### [Task]
Copy out every line in the entries below that includes "profession".

### [Exercise materials]
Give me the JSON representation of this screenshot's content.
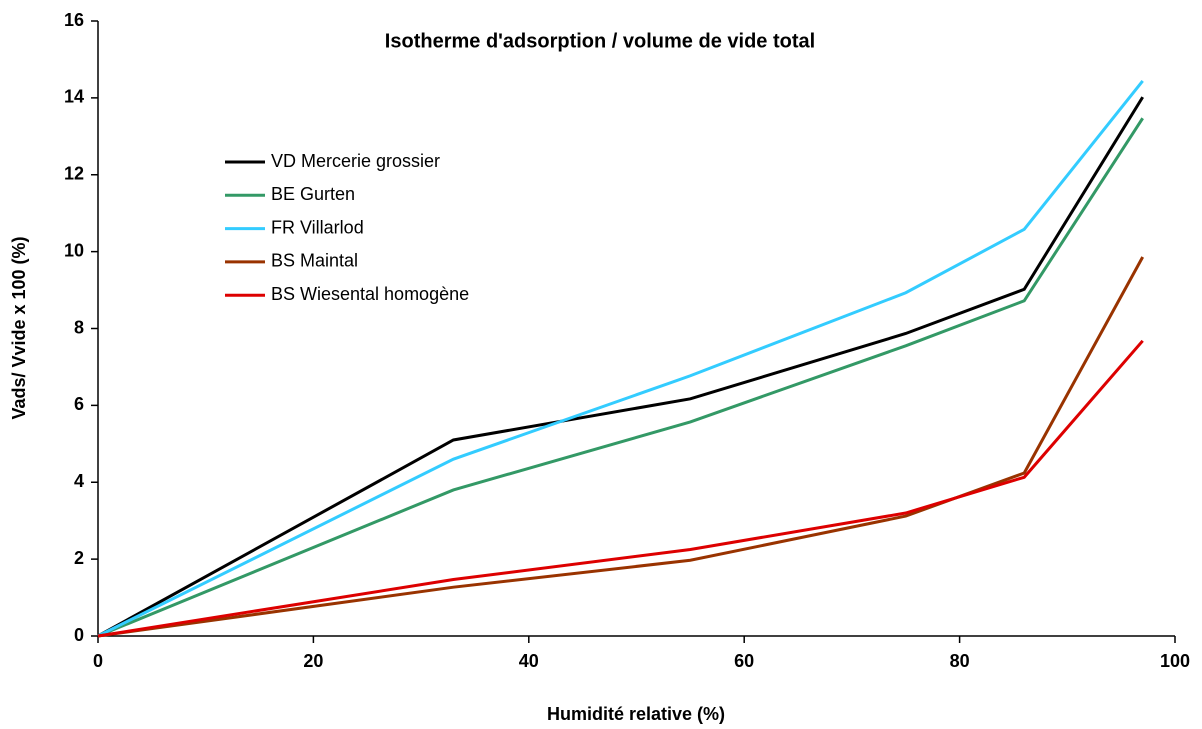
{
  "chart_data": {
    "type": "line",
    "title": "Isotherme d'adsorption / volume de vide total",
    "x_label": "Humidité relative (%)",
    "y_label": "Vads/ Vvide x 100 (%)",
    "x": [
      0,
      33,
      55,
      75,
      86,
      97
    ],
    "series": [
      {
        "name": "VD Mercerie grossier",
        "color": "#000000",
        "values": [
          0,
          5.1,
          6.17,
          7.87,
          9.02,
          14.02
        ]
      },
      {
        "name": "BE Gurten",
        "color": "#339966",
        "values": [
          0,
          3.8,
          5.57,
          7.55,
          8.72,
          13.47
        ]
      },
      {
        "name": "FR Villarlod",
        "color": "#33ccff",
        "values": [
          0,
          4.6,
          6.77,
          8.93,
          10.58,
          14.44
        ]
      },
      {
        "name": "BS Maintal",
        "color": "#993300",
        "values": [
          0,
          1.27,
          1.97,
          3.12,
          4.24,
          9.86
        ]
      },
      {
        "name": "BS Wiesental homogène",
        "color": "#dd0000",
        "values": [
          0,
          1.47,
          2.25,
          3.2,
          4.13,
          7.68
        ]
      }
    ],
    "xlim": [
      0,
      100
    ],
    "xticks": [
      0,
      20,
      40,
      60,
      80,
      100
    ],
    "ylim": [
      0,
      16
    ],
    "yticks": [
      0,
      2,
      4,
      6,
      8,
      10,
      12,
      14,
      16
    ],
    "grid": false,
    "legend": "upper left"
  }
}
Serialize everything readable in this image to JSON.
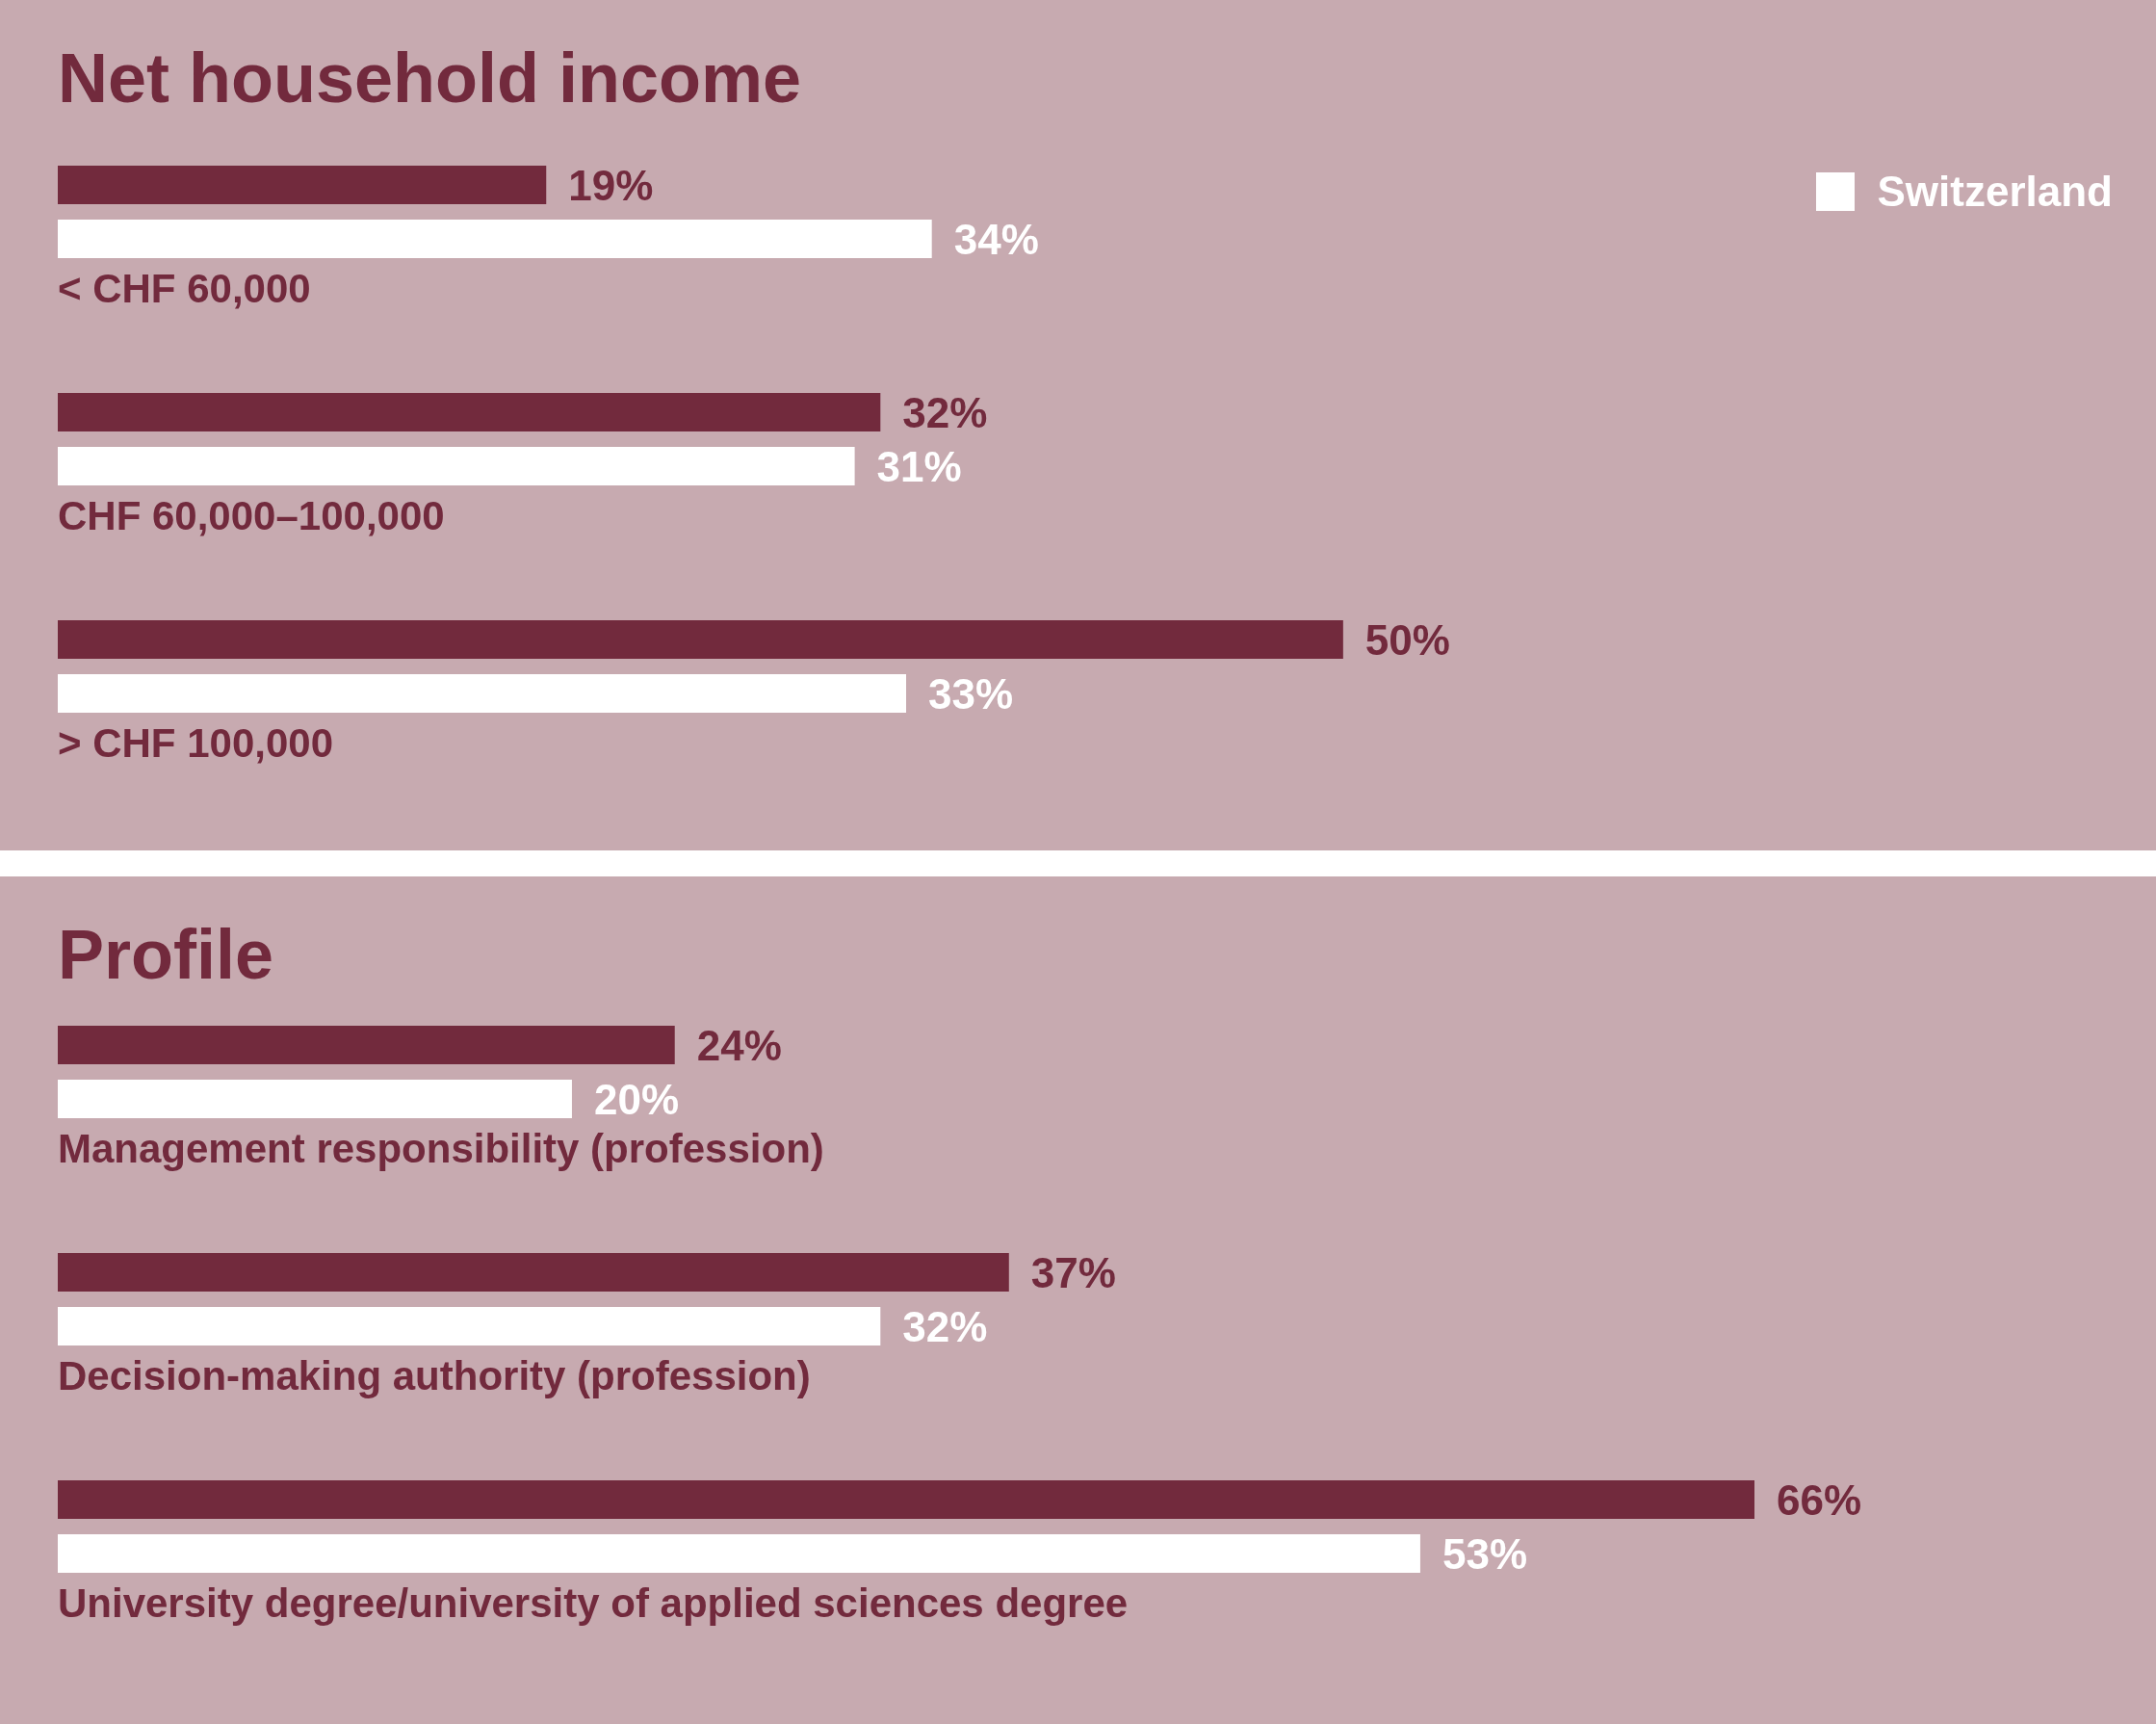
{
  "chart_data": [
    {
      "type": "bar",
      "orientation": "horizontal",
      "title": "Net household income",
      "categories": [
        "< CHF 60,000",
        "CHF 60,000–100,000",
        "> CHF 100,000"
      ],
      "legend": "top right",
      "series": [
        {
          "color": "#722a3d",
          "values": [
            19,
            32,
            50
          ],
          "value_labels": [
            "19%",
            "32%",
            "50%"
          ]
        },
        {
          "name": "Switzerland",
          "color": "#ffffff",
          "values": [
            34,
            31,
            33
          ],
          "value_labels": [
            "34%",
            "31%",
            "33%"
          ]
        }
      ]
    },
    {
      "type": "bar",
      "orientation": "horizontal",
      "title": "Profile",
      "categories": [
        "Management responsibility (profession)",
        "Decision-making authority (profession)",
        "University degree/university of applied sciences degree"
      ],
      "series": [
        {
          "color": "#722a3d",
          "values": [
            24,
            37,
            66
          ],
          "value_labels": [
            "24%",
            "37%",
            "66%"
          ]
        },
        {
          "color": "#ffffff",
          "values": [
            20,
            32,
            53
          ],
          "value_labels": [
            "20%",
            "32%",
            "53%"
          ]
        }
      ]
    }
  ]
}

### [Exercise response]
        "Management responsibility (profession)",
        "Decision-making authority (profession)",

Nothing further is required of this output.